**What is expected**
Each entry below is to be duplicated verbatim.

[START Dataset records]

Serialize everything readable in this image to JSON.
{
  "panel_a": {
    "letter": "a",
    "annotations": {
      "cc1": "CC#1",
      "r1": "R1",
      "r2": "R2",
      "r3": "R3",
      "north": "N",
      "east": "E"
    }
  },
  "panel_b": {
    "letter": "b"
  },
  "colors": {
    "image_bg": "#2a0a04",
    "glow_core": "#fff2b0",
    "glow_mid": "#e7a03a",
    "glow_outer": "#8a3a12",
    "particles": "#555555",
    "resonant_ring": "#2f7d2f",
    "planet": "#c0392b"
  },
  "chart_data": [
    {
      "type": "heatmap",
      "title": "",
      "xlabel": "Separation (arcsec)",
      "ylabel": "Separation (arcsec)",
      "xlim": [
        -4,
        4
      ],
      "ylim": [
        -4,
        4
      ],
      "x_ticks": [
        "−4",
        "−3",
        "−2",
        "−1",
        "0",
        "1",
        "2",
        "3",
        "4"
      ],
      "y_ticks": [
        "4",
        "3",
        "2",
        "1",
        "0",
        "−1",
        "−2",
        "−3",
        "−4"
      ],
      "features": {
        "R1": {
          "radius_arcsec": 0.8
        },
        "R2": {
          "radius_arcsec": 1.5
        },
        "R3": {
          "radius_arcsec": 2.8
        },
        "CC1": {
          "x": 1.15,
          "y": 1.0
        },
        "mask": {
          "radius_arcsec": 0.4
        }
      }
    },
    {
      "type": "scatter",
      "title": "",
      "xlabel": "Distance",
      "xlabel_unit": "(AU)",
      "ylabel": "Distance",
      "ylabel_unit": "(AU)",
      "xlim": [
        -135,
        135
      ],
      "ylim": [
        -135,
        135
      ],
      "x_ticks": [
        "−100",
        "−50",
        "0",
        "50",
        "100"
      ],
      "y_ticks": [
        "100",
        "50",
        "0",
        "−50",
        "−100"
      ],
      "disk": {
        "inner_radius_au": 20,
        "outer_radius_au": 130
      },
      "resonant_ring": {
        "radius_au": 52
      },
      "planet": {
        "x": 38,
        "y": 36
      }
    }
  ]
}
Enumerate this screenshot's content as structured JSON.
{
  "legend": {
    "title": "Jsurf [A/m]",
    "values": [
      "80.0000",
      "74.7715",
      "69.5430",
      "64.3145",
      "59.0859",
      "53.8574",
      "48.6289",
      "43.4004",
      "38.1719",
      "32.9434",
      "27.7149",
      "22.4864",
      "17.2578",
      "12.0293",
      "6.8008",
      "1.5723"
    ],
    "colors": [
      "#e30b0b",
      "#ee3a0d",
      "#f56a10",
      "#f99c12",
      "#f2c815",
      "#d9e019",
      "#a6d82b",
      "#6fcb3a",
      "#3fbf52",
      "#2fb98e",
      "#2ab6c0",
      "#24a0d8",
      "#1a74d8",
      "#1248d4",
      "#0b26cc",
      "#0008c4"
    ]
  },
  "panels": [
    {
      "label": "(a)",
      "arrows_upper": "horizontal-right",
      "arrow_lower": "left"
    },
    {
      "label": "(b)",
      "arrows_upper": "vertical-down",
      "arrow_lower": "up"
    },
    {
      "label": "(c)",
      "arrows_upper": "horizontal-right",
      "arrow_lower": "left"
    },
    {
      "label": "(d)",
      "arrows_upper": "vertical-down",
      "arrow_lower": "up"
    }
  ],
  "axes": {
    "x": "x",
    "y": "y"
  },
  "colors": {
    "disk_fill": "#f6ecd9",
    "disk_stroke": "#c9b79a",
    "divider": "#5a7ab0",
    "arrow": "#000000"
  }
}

[END Dataset records]

**Correct result**
Serialize everything readable in this image to JSON.
{
  "panel_a": {
    "letter": "a",
    "annotations": {
      "cc1": "CC#1",
      "r1": "R1",
      "r2": "R2",
      "r3": "R3",
      "north": "N",
      "east": "E"
    }
  },
  "panel_b": {
    "letter": "b"
  },
  "colors": {
    "image_bg": "#2a0a04",
    "glow_core": "#fff2b0",
    "glow_mid": "#e7a03a",
    "glow_outer": "#8a3a12",
    "particles": "#555555",
    "resonant_ring": "#2f7d2f",
    "planet": "#c0392b"
  },
  "chart_data": [
    {
      "type": "heatmap",
      "title": "",
      "xlabel": "Separation (arcsec)",
      "ylabel": "Separation (arcsec)",
      "xlim": [
        -4,
        4
      ],
      "ylim": [
        -4,
        4
      ],
      "x_ticks": [
        "−4",
        "−3",
        "−2",
        "−1",
        "0",
        "1",
        "2",
        "3",
        "4"
      ],
      "y_ticks": [
        "4",
        "3",
        "2",
        "1",
        "0",
        "−1",
        "−2",
        "−3",
        "−4"
      ],
      "features": {
        "R1": {
          "radius_arcsec": 0.8
        },
        "R2": {
          "radius_arcsec": 1.5
        },
        "R3": {
          "radius_arcsec": 2.8
        },
        "CC1": {
          "x": 1.15,
          "y": 1.0
        },
        "mask": {
          "radius_arcsec": 0.4
        }
      }
    },
    {
      "type": "scatter",
      "title": "",
      "xlabel": "Distance",
      "xlabel_unit": "(AU)",
      "ylabel": "Distance",
      "ylabel_unit": "(AU)",
      "xlim": [
        -135,
        135
      ],
      "ylim": [
        -135,
        135
      ],
      "x_ticks": [
        "−100",
        "−50",
        "0",
        "50",
        "100"
      ],
      "y_ticks": [
        "100",
        "50",
        "0",
        "−50",
        "−100"
      ],
      "disk": {
        "inner_radius_au": 20,
        "outer_radius_au": 130
      },
      "resonant_ring": {
        "radius_au": 52
      },
      "planet": {
        "x": 38,
        "y": 36
      }
    }
  ]
}
Enumerate this screenshot's content as structured JSON.
{
  "legend": {
    "title": "Jsurf [A/m]",
    "values": [
      "80.0000",
      "74.7715",
      "69.5430",
      "64.3145",
      "59.0859",
      "53.8574",
      "48.6289",
      "43.4004",
      "38.1719",
      "32.9434",
      "27.7149",
      "22.4864",
      "17.2578",
      "12.0293",
      "6.8008",
      "1.5723"
    ],
    "colors": [
      "#e30b0b",
      "#ee3a0d",
      "#f56a10",
      "#f99c12",
      "#f2c815",
      "#d9e019",
      "#a6d82b",
      "#6fcb3a",
      "#3fbf52",
      "#2fb98e",
      "#2ab6c0",
      "#24a0d8",
      "#1a74d8",
      "#1248d4",
      "#0b26cc",
      "#0008c4"
    ]
  },
  "panels": [
    {
      "label": "(a)",
      "arrows_upper": "horizontal-right",
      "arrow_lower": "left"
    },
    {
      "label": "(b)",
      "arrows_upper": "vertical-down",
      "arrow_lower": "up"
    },
    {
      "label": "(c)",
      "arrows_upper": "horizontal-right",
      "arrow_lower": "left"
    },
    {
      "label": "(d)",
      "arrows_upper": "vertical-down",
      "arrow_lower": "up"
    }
  ],
  "axes": {
    "x": "x",
    "y": "y"
  },
  "colors": {
    "disk_fill": "#f6ecd9",
    "disk_stroke": "#c9b79a",
    "divider": "#5a7ab0",
    "arrow": "#000000"
  }
}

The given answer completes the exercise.